REQUEST: Please repeat all of the listing exactly.
::: EXTRACTED MATERIAL :::
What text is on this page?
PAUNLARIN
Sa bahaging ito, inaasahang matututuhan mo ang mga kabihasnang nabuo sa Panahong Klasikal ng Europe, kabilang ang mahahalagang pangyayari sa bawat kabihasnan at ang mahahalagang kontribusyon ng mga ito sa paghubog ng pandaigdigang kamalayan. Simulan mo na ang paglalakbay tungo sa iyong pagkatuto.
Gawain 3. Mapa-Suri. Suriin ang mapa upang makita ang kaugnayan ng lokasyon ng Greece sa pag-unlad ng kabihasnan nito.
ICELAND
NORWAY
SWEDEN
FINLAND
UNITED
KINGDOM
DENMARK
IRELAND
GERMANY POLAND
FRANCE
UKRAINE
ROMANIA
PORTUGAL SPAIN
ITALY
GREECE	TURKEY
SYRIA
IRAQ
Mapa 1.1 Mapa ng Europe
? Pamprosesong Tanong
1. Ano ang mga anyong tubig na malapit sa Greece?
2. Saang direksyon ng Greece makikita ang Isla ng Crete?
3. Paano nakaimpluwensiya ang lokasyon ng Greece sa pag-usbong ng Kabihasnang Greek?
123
:::
ANSWER TO THIS PROBLEM:
What text is on this page?
PAUNLARIN
Sa bahaging ito, inaasahang matututuhan mo ang mga kabihasnang nabuo sa Panahong Klasikal ng Europe, kabilang ang mahahalagang pangyayari sa bawat kabihasnan at ang mahahalagang kontribusyon ng mga ito sa paghubog ng pandaigdigang kamalayan. Simulan mo na ang paglalakbay tungo sa iyong pagkatuto.
Gawain 3. Mapa-Suri. Suriin ang mapa upang makita ang kaugnayan ng lokasyon ng Greece sa pag-unlad ng kabihasnan nito.
ICELAND
NORWAY
SWEDEN
FINLAND
UNITED
KINGDOM
DENMARK
IRELAND
GERMANY POLAND
FRANCE
UKRAINE
ROMANIA
PORTUGAL SPAIN
ITALY
GREECE	TURKEY
SYRIA
IRAQ
Mapa 1.1 Mapa ng Europe
? Pamprosesong Tanong
1. Ano ang mga anyong tubig na malapit sa Greece?
2. Saang direksyon ng Greece makikita ang Isla ng Crete?
3. Paano nakaimpluwensiya ang lokasyon ng Greece sa pag-usbong ng Kabihasnang Greek?
123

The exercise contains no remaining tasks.